Records from a collection of figures
= = = = =
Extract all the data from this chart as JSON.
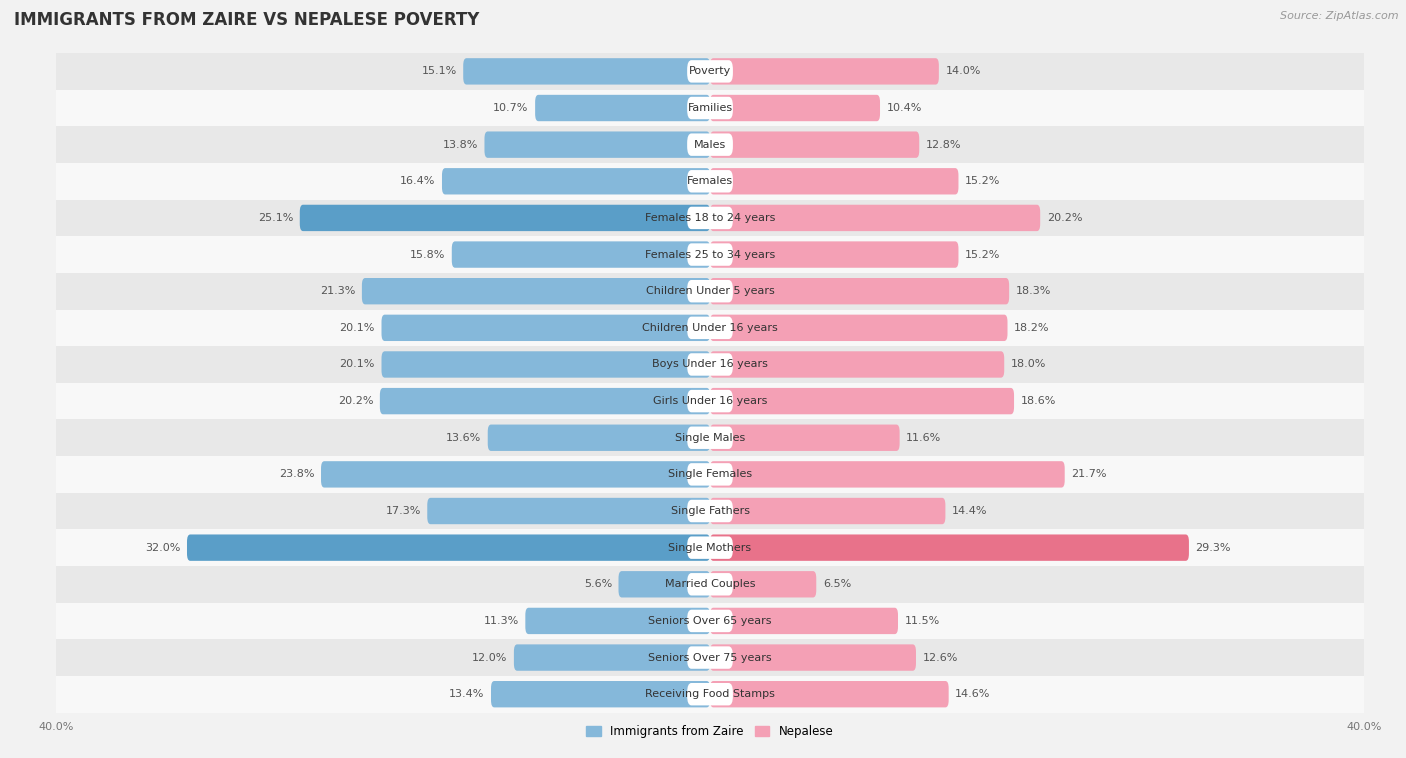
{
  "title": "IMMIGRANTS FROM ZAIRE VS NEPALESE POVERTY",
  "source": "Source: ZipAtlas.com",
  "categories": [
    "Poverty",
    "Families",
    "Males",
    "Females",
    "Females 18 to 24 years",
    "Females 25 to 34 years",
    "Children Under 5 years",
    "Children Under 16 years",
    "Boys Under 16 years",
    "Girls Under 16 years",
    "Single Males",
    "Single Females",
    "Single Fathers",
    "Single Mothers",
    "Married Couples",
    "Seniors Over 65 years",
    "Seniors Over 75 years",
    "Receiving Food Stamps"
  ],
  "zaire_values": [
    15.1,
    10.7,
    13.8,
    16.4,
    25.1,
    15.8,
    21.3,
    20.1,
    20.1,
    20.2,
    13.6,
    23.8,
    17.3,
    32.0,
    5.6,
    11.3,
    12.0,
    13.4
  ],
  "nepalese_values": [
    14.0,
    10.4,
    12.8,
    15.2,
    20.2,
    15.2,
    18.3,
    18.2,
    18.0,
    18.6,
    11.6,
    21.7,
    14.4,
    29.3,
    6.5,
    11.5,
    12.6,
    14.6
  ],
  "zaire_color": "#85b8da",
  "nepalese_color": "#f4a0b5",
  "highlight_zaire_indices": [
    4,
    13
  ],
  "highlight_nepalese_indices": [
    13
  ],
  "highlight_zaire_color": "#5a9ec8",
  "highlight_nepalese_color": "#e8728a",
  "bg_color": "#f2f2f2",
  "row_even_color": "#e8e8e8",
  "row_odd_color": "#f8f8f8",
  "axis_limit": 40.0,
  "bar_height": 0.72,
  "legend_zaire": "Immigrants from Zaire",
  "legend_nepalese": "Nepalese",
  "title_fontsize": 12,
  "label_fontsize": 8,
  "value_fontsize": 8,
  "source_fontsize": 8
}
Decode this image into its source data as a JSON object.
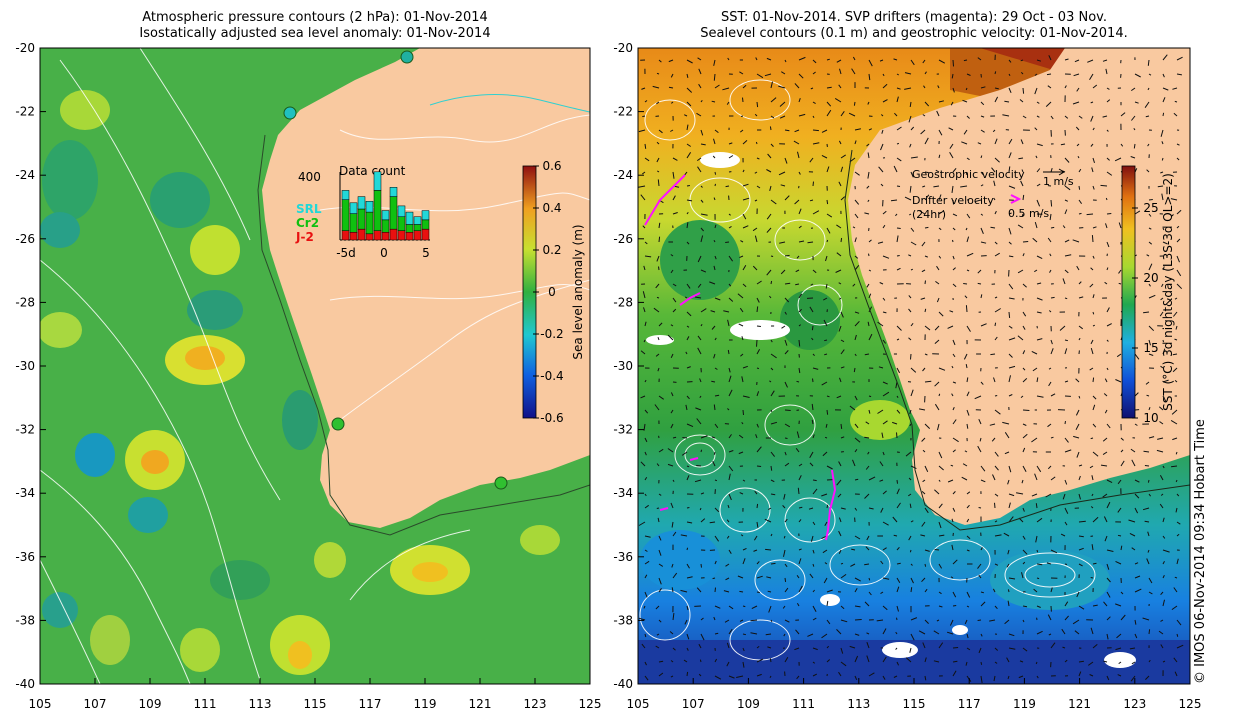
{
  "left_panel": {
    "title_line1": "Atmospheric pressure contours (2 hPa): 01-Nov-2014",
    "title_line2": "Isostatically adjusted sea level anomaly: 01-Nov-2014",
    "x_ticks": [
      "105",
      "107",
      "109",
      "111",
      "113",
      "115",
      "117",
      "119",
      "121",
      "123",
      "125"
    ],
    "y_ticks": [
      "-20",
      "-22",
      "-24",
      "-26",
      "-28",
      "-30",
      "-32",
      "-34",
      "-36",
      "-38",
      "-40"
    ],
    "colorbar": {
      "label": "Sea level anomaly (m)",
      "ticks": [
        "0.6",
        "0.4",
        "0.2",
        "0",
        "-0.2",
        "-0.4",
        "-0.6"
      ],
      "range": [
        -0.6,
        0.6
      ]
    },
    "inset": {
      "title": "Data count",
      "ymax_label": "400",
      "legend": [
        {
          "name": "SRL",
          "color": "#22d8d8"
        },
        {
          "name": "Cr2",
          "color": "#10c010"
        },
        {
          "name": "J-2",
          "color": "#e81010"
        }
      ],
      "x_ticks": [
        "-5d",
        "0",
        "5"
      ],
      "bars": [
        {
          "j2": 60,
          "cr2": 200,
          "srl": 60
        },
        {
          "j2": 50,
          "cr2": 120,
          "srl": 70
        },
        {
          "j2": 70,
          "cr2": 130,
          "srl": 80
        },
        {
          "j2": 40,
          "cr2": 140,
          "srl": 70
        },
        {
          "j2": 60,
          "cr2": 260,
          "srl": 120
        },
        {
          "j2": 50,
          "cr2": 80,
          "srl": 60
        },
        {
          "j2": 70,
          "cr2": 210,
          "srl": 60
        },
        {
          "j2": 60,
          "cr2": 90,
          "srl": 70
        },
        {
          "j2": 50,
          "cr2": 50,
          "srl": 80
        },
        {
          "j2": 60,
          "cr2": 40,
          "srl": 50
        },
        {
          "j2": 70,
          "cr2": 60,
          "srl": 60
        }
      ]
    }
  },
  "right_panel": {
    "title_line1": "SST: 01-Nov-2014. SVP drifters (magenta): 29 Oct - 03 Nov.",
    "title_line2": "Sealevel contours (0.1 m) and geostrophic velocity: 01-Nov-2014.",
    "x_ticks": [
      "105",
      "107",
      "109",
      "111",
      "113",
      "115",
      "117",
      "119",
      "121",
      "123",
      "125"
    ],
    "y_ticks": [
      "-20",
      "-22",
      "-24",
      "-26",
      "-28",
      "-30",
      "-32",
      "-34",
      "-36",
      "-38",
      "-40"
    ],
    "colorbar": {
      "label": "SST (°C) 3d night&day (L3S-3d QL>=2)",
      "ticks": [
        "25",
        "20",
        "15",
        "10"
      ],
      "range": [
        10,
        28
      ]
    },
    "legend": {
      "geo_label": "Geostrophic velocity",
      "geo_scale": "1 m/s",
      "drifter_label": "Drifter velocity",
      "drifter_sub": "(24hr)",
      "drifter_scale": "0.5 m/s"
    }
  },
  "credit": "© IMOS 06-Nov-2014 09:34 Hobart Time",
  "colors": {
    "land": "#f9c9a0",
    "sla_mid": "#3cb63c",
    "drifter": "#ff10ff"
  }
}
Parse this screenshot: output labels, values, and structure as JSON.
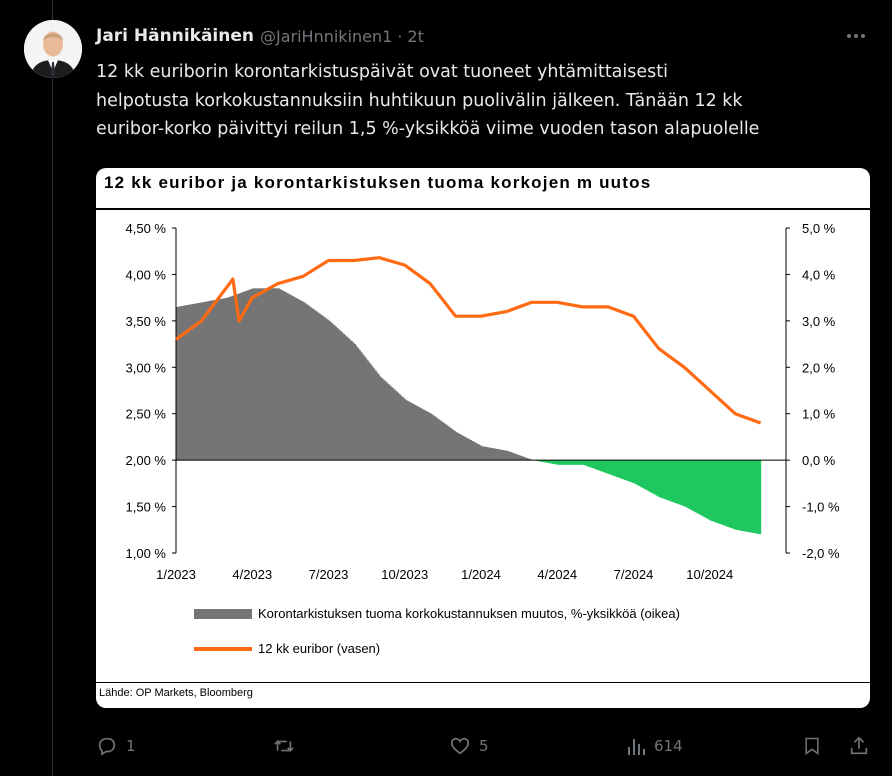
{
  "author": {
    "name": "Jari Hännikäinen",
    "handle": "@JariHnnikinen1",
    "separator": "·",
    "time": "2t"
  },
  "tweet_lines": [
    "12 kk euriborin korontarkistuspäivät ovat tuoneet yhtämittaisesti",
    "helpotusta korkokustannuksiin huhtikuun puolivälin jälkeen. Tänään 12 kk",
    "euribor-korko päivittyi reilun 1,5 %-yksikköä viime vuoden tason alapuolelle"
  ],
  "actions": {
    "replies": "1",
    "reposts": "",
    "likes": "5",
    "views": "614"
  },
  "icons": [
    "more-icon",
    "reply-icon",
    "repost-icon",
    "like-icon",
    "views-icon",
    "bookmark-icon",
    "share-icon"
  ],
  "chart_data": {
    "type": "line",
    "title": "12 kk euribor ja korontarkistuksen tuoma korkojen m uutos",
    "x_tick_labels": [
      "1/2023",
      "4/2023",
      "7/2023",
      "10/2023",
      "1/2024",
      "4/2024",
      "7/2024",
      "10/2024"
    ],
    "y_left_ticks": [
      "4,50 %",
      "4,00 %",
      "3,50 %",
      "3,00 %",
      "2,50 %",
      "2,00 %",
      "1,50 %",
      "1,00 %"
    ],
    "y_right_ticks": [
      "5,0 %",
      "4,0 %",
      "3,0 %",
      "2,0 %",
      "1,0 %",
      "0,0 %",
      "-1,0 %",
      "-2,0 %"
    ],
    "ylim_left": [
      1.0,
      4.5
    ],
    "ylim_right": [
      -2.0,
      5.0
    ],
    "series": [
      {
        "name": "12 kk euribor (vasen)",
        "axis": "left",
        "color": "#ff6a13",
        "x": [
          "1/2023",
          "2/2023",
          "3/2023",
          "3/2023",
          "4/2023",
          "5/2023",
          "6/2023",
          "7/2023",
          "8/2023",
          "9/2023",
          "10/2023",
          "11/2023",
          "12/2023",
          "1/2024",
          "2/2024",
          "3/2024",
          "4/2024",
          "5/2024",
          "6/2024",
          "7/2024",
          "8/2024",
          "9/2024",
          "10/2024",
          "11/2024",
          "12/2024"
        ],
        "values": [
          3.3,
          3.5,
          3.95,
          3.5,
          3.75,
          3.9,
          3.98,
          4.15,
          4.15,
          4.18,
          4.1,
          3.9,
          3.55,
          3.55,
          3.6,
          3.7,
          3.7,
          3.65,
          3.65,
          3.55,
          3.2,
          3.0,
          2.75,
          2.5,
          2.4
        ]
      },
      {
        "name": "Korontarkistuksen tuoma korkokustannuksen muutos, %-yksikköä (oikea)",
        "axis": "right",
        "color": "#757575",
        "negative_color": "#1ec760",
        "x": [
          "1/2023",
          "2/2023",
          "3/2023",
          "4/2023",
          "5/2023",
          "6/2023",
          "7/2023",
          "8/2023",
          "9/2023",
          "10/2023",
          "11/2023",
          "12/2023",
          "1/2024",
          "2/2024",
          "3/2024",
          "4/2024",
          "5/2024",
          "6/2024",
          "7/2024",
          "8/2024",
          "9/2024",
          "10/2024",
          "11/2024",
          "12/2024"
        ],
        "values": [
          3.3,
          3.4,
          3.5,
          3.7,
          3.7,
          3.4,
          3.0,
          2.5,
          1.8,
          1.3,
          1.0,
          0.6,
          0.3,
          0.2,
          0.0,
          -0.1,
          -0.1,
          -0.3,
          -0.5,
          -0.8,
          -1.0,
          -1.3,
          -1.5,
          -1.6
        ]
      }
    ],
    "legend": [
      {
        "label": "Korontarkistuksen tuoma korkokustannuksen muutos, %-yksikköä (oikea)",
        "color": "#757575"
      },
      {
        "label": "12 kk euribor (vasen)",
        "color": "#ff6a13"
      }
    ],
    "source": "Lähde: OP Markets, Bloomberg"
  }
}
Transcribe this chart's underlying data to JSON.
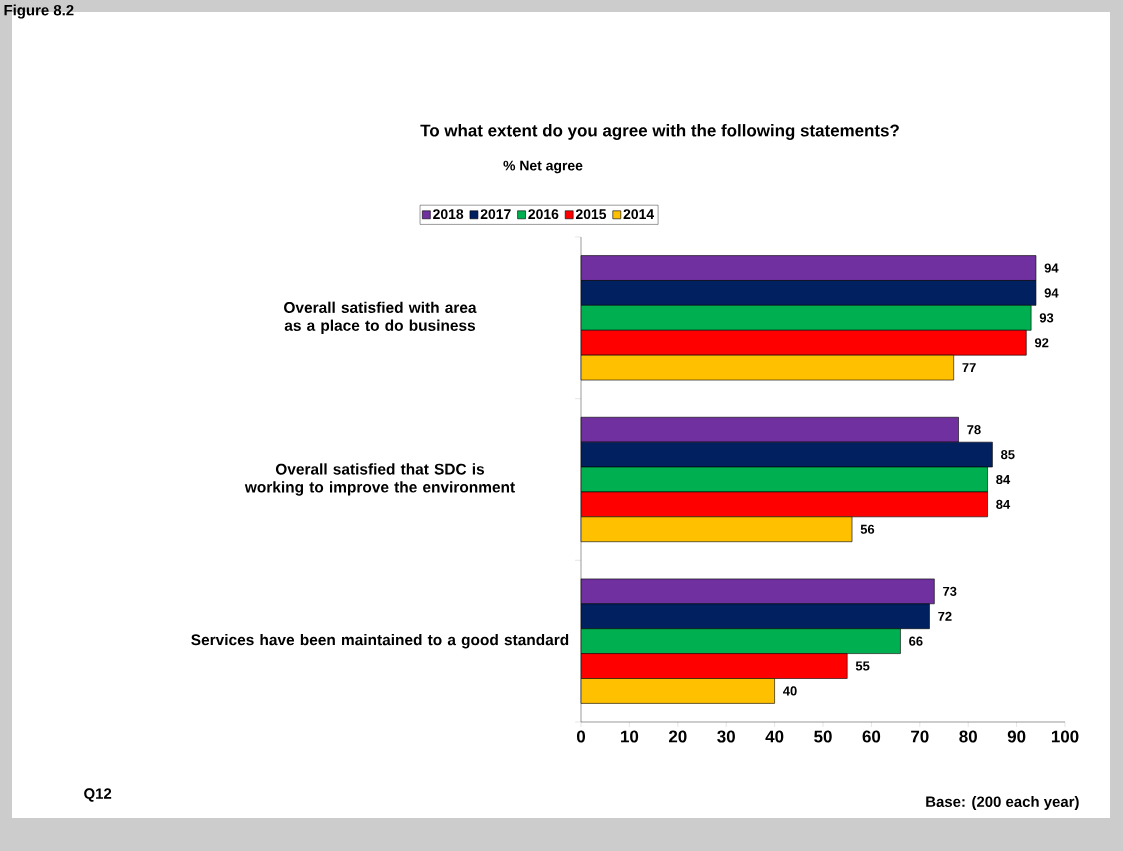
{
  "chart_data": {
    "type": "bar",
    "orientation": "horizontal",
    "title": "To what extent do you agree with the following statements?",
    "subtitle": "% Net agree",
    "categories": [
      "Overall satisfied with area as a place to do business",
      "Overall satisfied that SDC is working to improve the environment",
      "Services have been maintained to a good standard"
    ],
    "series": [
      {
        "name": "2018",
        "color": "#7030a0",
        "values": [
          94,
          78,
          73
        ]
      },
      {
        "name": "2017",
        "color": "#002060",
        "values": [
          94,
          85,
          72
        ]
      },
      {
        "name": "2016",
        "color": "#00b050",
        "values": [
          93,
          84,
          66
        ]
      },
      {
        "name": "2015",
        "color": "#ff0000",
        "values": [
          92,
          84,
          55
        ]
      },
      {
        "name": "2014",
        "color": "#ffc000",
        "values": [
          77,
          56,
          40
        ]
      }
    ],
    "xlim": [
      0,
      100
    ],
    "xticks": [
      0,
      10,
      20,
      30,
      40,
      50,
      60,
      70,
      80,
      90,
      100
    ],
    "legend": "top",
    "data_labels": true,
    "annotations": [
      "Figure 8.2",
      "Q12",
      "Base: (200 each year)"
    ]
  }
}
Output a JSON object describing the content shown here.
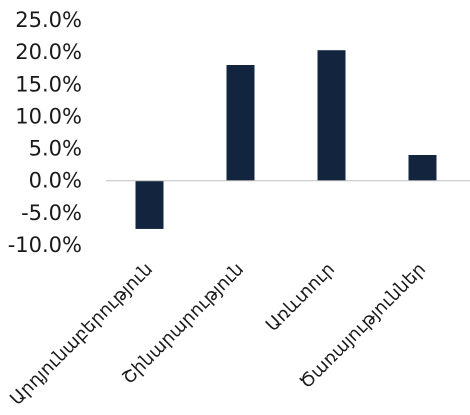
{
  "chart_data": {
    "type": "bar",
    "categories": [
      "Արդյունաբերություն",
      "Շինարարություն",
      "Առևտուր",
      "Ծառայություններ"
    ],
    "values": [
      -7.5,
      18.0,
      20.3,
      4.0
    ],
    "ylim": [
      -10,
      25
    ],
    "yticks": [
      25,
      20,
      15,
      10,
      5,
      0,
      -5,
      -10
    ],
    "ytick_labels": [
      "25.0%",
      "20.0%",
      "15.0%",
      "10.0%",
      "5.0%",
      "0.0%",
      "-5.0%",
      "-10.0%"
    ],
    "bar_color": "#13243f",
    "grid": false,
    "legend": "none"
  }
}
= = = = =
> _What the task requires_
Search the data for "years". Copy every line that has it.

> _Result of the task_
    "Females 18 to 24 years",
    "Females 25 to 34 years",
    "Children Under 5 years",
    "Children Under 16 years",
    "Boys Under 16 years",
    "Girls Under 16 years",
    "Seniors Over 65 years",
    "Seniors Over 75 years",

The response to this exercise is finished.